Recorded data —

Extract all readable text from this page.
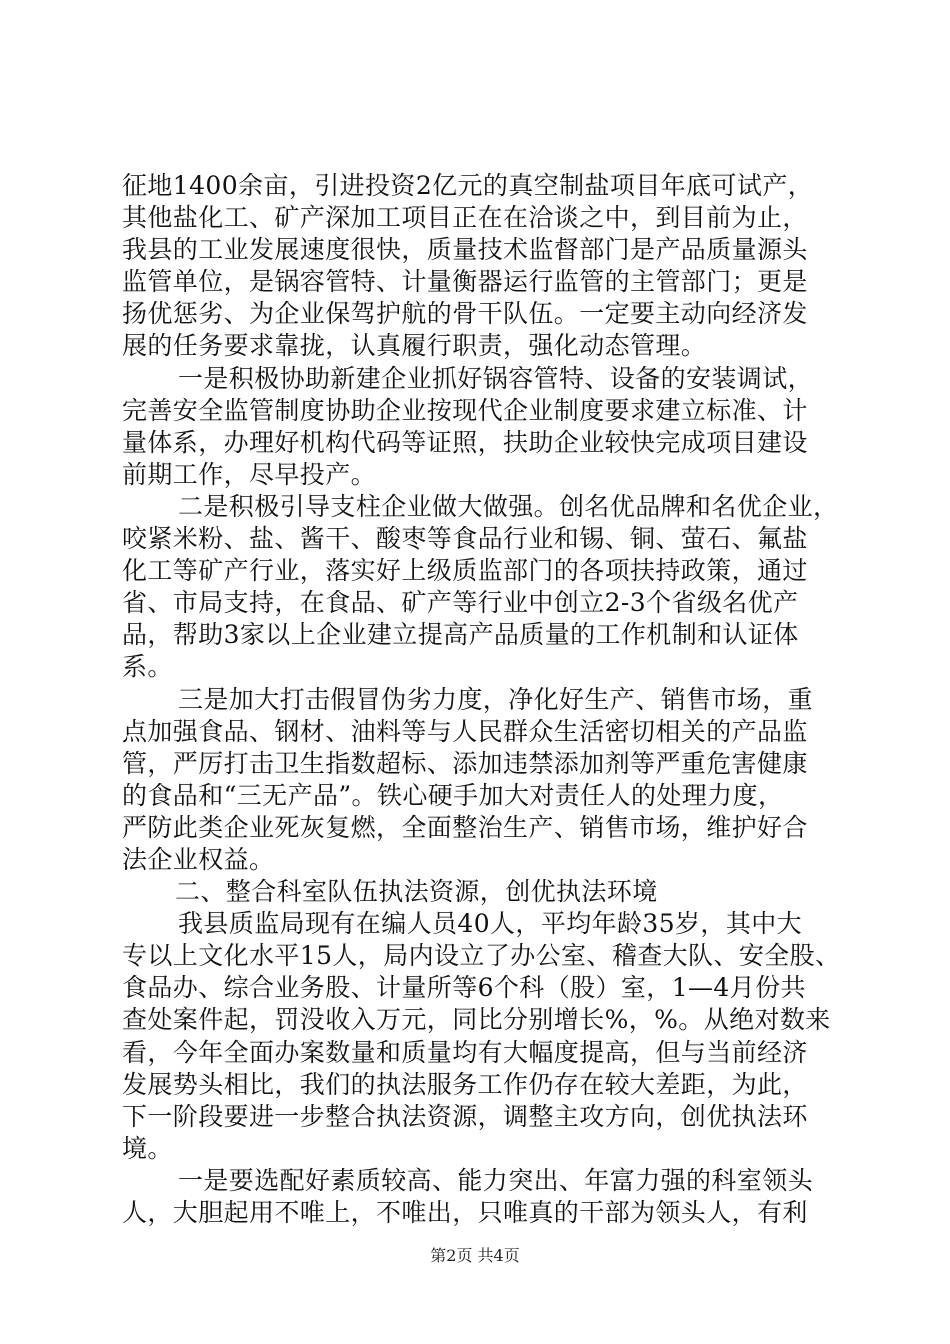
征地1400余亩，引进投资2亿元的真空制盐项目年底可试产，
其他盐化工、矿产深加工项目正在在洽谈之中，到目前为止，
我县的工业发展速度很快，质量技术监督部门是产品质量源头
监管单位，是锅容管特、计量衡器运行监管的主管部门；更是
扬优惩劣、为企业保驾护航的骨干队伍。一定要主动向经济发
展的任务要求靠拢，认真履行职责，强化动态管理。
一是积极协助新建企业抓好锅容管特、设备的安装调试，
完善安全监管制度协助企业按现代企业制度要求建立标准、计
量体系，办理好机构代码等证照，扶助企业较快完成项目建设
前期工作，尽早投产。
二是积极引导支柱企业做大做强。创名优品牌和名优企业，
咬紧米粉、盐、酱干、酸枣等食品行业和锡、铜、萤石、氟盐
化工等矿产行业，落实好上级质监部门的各项扶持政策，通过
省、市局支持，在食品、矿产等行业中创立2-3个省级名优产
品，帮助3家以上企业建立提高产品质量的工作机制和认证体
系。
三是加大打击假冒伪劣力度，净化好生产、销售市场，重
点加强食品、钢材、油料等与人民群众生活密切相关的产品监
管，严厉打击卫生指数超标、添加违禁添加剂等严重危害健康
的食品和“三无产品”。铁心硬手加大对责任人的处理力度，
严防此类企业死灰复燃，全面整治生产、销售市场，维护好合
法企业权益。
二、整合科室队伍执法资源，创优执法环境
我县质监局现有在编人员40人，平均年龄35岁，其中大
专以上文化水平15人，局内设立了办公室、稽查大队、安全股、
食品办、综合业务股、计量所等6个科（股）室，1—4月份共
查处案件起，罚没收入万元，同比分别增长%，%。从绝对数来
看，今年全面办案数量和质量均有大幅度提高，但与当前经济
发展势头相比，我们的执法服务工作仍存在较大差距，为此，
下一阶段要进一步整合执法资源，调整主攻方向，创优执法环
境。
一是要选配好素质较高、能力突出、年富力强的科室领头
人，大胆起用不唯上，不唯出，只唯真的干部为领头人，有利
第2页 共4页
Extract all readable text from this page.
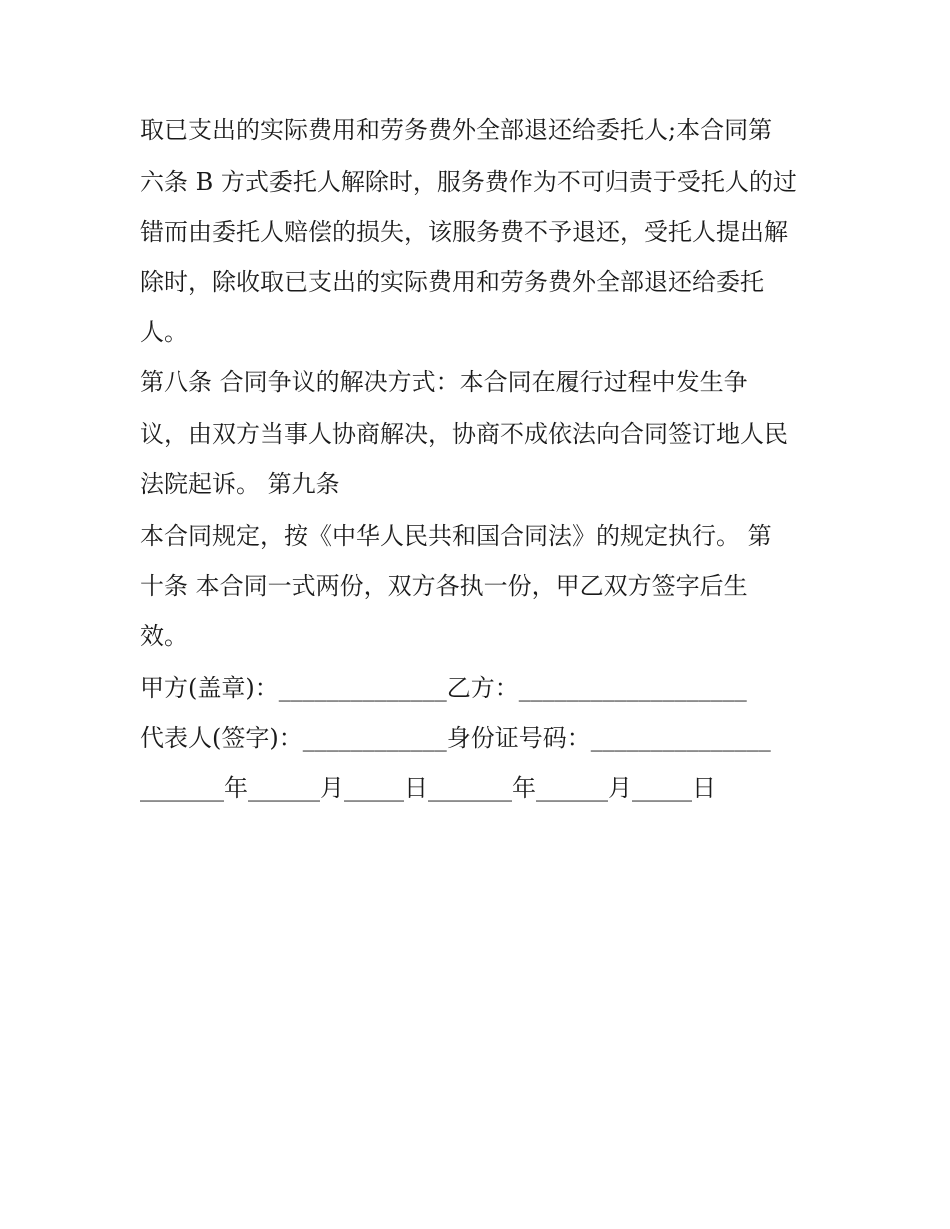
取已支出的实际费用和劳务费外全部退还给委托人;本合同第

六条 B 方式委托人解除时，服务费作为不可归责于受托人的过

错而由委托人赔偿的损失，该服务费不予退还，受托人提出解

除时，除收取已支出的实际费用和劳务费外全部退还给委托

人。

第八条 合同争议的解决方式：本合同在履行过程中发生争

议，由双方当事人协商解决，协商不成依法向合同签订地人民

法院起诉。 第九条

本合同规定，按《中华人民共和国合同法》的规定执行。 第

十条 本合同一式两份，双方各执一份，甲乙双方签字后生

效。

甲方(盖章)：______________乙方：___________________

代表人(签字)：____________身份证号码：_______________

_______年______月_____日_______年______月_____日
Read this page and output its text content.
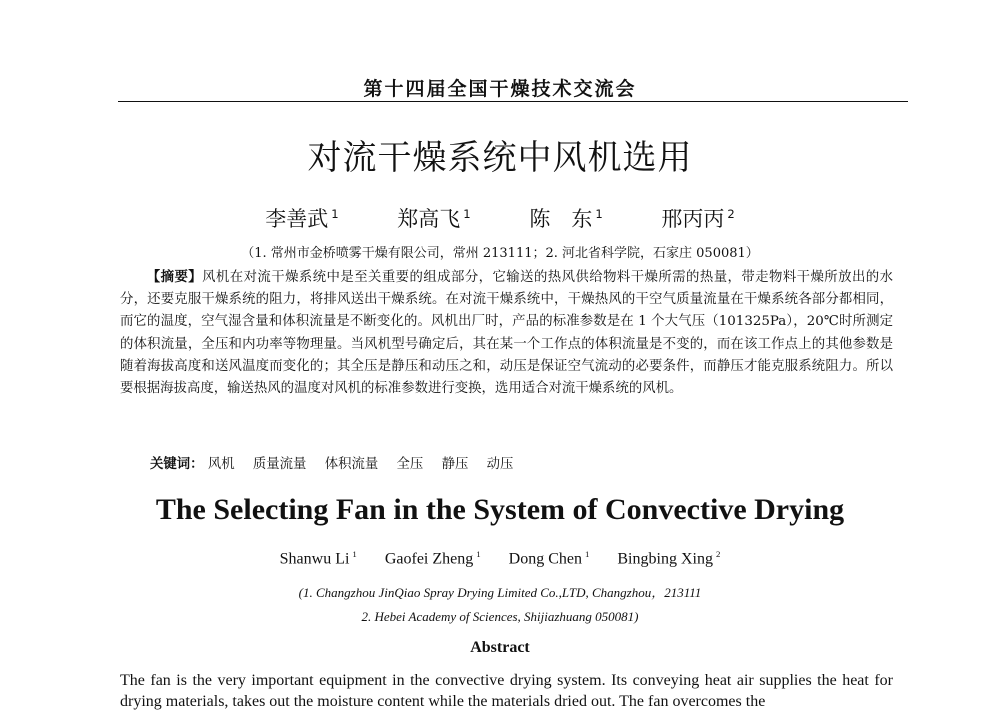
第十四届全国干燥技术交流会
对流干燥系统中风机选用
李善武 $^1$	郑高飞 $^1$	陈　东 $^1$	邢丙丙 $^2$
（1. 常州市金桥喷雾干燥有限公司，常州 213111；2. 河北省科学院，石家庄 050081）

【摘要】风机在对流干燥系统中是至关重要的组成部分，它输送的热风供给物料干燥所需的热量，带走物料干燥所放出的水分，还要克服干燥系统的阻力，将排风送出干燥系统。在对流干燥系统中，干燥热风的干空气质量流量在干燥系统各部分都相同，而它的温度，空气湿含量和体积流量是不断变化的。风机出厂时，产品的标准参数是在 1 个大气压（101325Pa），20℃时所测定的体积流量，全压和内功率等物理量。当风机型号确定后，其在某一个工作点的体积流量是不变的，而在该工作点上的其他参数是随着海拔高度和送风温度而变化的；其全压是静压和动压之和，动压是保证空气流动的必要条件，而静压才能克服系统阻力。所以要根据海拔高度，输送热风的温度对风机的标准参数进行变换，选用适合对流干燥系统的风机。

关键词： 风机 质量流量 体积流量 全压 静压 动压
The Selecting Fan in the System of Convective Drying
Shanwu Li $^1$ Gaofei Zheng $^1$ Dong Chen $^1$ Bingbing Xing $^2$
(1. Changzhou JinQiao Spray Drying Limited Co.,LTD, Changzhou，213111
2. Hebei Academy of Sciences, Shijiazhuang 050081)
Abstract

The fan is the very important equipment in the convective drying system. Its conveying heat air supplies the heat for drying materials, takes out the moisture content while the materials dried out. The fan overcomes the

Task prompt — Leaving out the pictures, repeat the data above exactly.

Solution for this problem —
Extract all readable text from this page.
征地1400余亩，引进投资2亿元的真空制盐项目年底可试产，
其他盐化工、矿产深加工项目正在在洽谈之中，到目前为止，
我县的工业发展速度很快，质量技术监督部门是产品质量源头
监管单位，是锅容管特、计量衡器运行监管的主管部门；更是
扬优惩劣、为企业保驾护航的骨干队伍。一定要主动向经济发
展的任务要求靠拢，认真履行职责，强化动态管理。
一是积极协助新建企业抓好锅容管特、设备的安装调试，
完善安全监管制度协助企业按现代企业制度要求建立标准、计
量体系，办理好机构代码等证照，扶助企业较快完成项目建设
前期工作，尽早投产。
二是积极引导支柱企业做大做强。创名优品牌和名优企业，
咬紧米粉、盐、酱干、酸枣等食品行业和锡、铜、萤石、氟盐
化工等矿产行业，落实好上级质监部门的各项扶持政策，通过
省、市局支持，在食品、矿产等行业中创立2-3个省级名优产
品，帮助3家以上企业建立提高产品质量的工作机制和认证体
系。
三是加大打击假冒伪劣力度，净化好生产、销售市场，重
点加强食品、钢材、油料等与人民群众生活密切相关的产品监
管，严厉打击卫生指数超标、添加违禁添加剂等严重危害健康
的食品和“三无产品”。铁心硬手加大对责任人的处理力度，
严防此类企业死灰复燃，全面整治生产、销售市场，维护好合
法企业权益。
二、整合科室队伍执法资源，创优执法环境
我县质监局现有在编人员40人，平均年龄35岁，其中大
专以上文化水平15人，局内设立了办公室、稽查大队、安全股、
食品办、综合业务股、计量所等6个科（股）室，1—4月份共
查处案件起，罚没收入万元，同比分别增长%，%。从绝对数来
看，今年全面办案数量和质量均有大幅度提高，但与当前经济
发展势头相比，我们的执法服务工作仍存在较大差距，为此，
下一阶段要进一步整合执法资源，调整主攻方向，创优执法环
境。
一是要选配好素质较高、能力突出、年富力强的科室领头
人，大胆起用不唯上，不唯出，只唯真的干部为领头人，有利
第2页 共4页
Extract all readable text from this page.
取已支出的实际费用和劳务费外全部退还给委托人;本合同第

六条 B 方式委托人解除时，服务费作为不可归责于受托人的过

错而由委托人赔偿的损失，该服务费不予退还，受托人提出解

除时，除收取已支出的实际费用和劳务费外全部退还给委托

人。

第八条 合同争议的解决方式：本合同在履行过程中发生争

议，由双方当事人协商解决，协商不成依法向合同签订地人民

法院起诉。 第九条

本合同规定，按《中华人民共和国合同法》的规定执行。 第

十条 本合同一式两份，双方各执一份，甲乙双方签字后生

效。

甲方(盖章)：______________乙方：___________________

代表人(签字)：____________身份证号码：_______________

_______年______月_____日_______年______月_____日
Read this page and output its text content.
第十四届全国干燥技术交流会
对流干燥系统中风机选用
李善武 $^1$	郑高飞 $^1$	陈　东 $^1$	邢丙丙 $^2$
（1. 常州市金桥喷雾干燥有限公司，常州 213111；2. 河北省科学院，石家庄 050081）

【摘要】风机在对流干燥系统中是至关重要的组成部分，它输送的热风供给物料干燥所需的热量，带走物料干燥所放出的水分，还要克服干燥系统的阻力，将排风送出干燥系统。在对流干燥系统中，干燥热风的干空气质量流量在干燥系统各部分都相同，而它的温度，空气湿含量和体积流量是不断变化的。风机出厂时，产品的标准参数是在 1 个大气压（101325Pa），20℃时所测定的体积流量，全压和内功率等物理量。当风机型号确定后，其在某一个工作点的体积流量是不变的，而在该工作点上的其他参数是随着海拔高度和送风温度而变化的；其全压是静压和动压之和，动压是保证空气流动的必要条件，而静压才能克服系统阻力。所以要根据海拔高度，输送热风的温度对风机的标准参数进行变换，选用适合对流干燥系统的风机。

关键词： 风机 质量流量 体积流量 全压 静压 动压
The Selecting Fan in the System of Convective Drying
Shanwu Li $^1$ Gaofei Zheng $^1$ Dong Chen $^1$ Bingbing Xing $^2$
(1. Changzhou JinQiao Spray Drying Limited Co.,LTD, Changzhou，213111
2. Hebei Academy of Sciences, Shijiazhuang 050081)
Abstract

The fan is the very important equipment in the convective drying system. Its conveying heat air supplies the heat for drying materials, takes out the moisture content while the materials dried out. The fan overcomes the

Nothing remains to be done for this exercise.